▶ To do: Write out all entries word for word.

▶ Data records:
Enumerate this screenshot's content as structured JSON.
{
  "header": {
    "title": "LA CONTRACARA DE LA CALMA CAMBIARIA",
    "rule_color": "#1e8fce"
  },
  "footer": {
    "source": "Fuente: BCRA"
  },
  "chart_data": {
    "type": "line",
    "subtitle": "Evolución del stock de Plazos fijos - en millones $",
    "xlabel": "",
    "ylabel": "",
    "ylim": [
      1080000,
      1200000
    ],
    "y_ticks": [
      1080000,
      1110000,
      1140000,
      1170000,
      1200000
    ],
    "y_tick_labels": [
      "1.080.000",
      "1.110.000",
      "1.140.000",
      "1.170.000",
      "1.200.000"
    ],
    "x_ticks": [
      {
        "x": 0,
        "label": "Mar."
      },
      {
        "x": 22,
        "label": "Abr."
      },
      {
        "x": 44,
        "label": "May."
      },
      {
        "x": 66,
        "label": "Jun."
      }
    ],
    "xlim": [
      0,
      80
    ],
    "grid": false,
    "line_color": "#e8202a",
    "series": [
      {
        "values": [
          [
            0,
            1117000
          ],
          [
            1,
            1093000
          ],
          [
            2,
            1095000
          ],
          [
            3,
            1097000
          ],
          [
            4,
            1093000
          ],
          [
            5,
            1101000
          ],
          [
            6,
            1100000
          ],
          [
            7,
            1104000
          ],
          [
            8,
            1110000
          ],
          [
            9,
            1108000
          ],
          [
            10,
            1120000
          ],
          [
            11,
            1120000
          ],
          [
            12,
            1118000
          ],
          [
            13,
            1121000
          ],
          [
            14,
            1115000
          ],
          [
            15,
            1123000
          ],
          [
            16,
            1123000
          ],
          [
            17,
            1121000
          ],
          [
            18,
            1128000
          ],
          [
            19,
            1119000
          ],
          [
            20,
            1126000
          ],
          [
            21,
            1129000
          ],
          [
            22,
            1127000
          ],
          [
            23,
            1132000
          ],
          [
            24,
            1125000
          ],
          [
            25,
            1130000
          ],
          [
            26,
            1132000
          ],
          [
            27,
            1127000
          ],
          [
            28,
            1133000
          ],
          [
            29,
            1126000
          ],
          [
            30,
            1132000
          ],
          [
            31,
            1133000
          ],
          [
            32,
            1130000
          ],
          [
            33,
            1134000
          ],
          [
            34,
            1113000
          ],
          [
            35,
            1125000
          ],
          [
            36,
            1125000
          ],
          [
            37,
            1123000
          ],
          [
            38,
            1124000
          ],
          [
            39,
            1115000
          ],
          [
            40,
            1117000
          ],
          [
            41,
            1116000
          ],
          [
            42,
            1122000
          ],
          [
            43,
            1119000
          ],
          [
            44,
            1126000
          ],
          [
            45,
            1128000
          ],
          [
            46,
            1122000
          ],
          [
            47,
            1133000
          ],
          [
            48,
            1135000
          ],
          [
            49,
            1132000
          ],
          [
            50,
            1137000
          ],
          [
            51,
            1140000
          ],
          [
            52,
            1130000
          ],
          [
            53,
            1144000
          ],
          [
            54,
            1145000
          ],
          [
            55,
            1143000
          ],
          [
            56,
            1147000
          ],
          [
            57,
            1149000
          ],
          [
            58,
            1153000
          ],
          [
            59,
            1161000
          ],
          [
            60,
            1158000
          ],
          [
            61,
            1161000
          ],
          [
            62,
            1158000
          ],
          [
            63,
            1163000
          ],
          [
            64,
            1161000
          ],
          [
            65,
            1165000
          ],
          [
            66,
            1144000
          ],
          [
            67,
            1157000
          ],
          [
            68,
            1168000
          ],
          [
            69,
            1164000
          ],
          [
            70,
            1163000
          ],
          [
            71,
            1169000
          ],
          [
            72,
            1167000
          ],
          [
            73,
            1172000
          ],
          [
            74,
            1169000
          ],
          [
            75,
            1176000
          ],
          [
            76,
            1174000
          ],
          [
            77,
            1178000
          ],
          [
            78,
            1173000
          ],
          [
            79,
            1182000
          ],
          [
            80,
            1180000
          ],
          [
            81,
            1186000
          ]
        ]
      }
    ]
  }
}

▶ Result of the exercise:
Enumerate this screenshot's content as structured JSON.
{
  "header": {
    "title": "LA CONTRACARA DE LA CALMA CAMBIARIA",
    "rule_color": "#1e8fce"
  },
  "footer": {
    "source": "Fuente: BCRA"
  },
  "chart_data": {
    "type": "line",
    "subtitle": "Evolución del stock de Plazos fijos - en millones $",
    "xlabel": "",
    "ylabel": "",
    "ylim": [
      1080000,
      1200000
    ],
    "y_ticks": [
      1080000,
      1110000,
      1140000,
      1170000,
      1200000
    ],
    "y_tick_labels": [
      "1.080.000",
      "1.110.000",
      "1.140.000",
      "1.170.000",
      "1.200.000"
    ],
    "x_ticks": [
      {
        "x": 0,
        "label": "Mar."
      },
      {
        "x": 22,
        "label": "Abr."
      },
      {
        "x": 44,
        "label": "May."
      },
      {
        "x": 66,
        "label": "Jun."
      }
    ],
    "xlim": [
      0,
      80
    ],
    "grid": false,
    "line_color": "#e8202a",
    "series": [
      {
        "values": [
          [
            0,
            1117000
          ],
          [
            1,
            1093000
          ],
          [
            2,
            1095000
          ],
          [
            3,
            1097000
          ],
          [
            4,
            1093000
          ],
          [
            5,
            1101000
          ],
          [
            6,
            1100000
          ],
          [
            7,
            1104000
          ],
          [
            8,
            1110000
          ],
          [
            9,
            1108000
          ],
          [
            10,
            1120000
          ],
          [
            11,
            1120000
          ],
          [
            12,
            1118000
          ],
          [
            13,
            1121000
          ],
          [
            14,
            1115000
          ],
          [
            15,
            1123000
          ],
          [
            16,
            1123000
          ],
          [
            17,
            1121000
          ],
          [
            18,
            1128000
          ],
          [
            19,
            1119000
          ],
          [
            20,
            1126000
          ],
          [
            21,
            1129000
          ],
          [
            22,
            1127000
          ],
          [
            23,
            1132000
          ],
          [
            24,
            1125000
          ],
          [
            25,
            1130000
          ],
          [
            26,
            1132000
          ],
          [
            27,
            1127000
          ],
          [
            28,
            1133000
          ],
          [
            29,
            1126000
          ],
          [
            30,
            1132000
          ],
          [
            31,
            1133000
          ],
          [
            32,
            1130000
          ],
          [
            33,
            1134000
          ],
          [
            34,
            1113000
          ],
          [
            35,
            1125000
          ],
          [
            36,
            1125000
          ],
          [
            37,
            1123000
          ],
          [
            38,
            1124000
          ],
          [
            39,
            1115000
          ],
          [
            40,
            1117000
          ],
          [
            41,
            1116000
          ],
          [
            42,
            1122000
          ],
          [
            43,
            1119000
          ],
          [
            44,
            1126000
          ],
          [
            45,
            1128000
          ],
          [
            46,
            1122000
          ],
          [
            47,
            1133000
          ],
          [
            48,
            1135000
          ],
          [
            49,
            1132000
          ],
          [
            50,
            1137000
          ],
          [
            51,
            1140000
          ],
          [
            52,
            1130000
          ],
          [
            53,
            1144000
          ],
          [
            54,
            1145000
          ],
          [
            55,
            1143000
          ],
          [
            56,
            1147000
          ],
          [
            57,
            1149000
          ],
          [
            58,
            1153000
          ],
          [
            59,
            1161000
          ],
          [
            60,
            1158000
          ],
          [
            61,
            1161000
          ],
          [
            62,
            1158000
          ],
          [
            63,
            1163000
          ],
          [
            64,
            1161000
          ],
          [
            65,
            1165000
          ],
          [
            66,
            1144000
          ],
          [
            67,
            1157000
          ],
          [
            68,
            1168000
          ],
          [
            69,
            1164000
          ],
          [
            70,
            1163000
          ],
          [
            71,
            1169000
          ],
          [
            72,
            1167000
          ],
          [
            73,
            1172000
          ],
          [
            74,
            1169000
          ],
          [
            75,
            1176000
          ],
          [
            76,
            1174000
          ],
          [
            77,
            1178000
          ],
          [
            78,
            1173000
          ],
          [
            79,
            1182000
          ],
          [
            80,
            1180000
          ],
          [
            81,
            1186000
          ]
        ]
      }
    ]
  }
}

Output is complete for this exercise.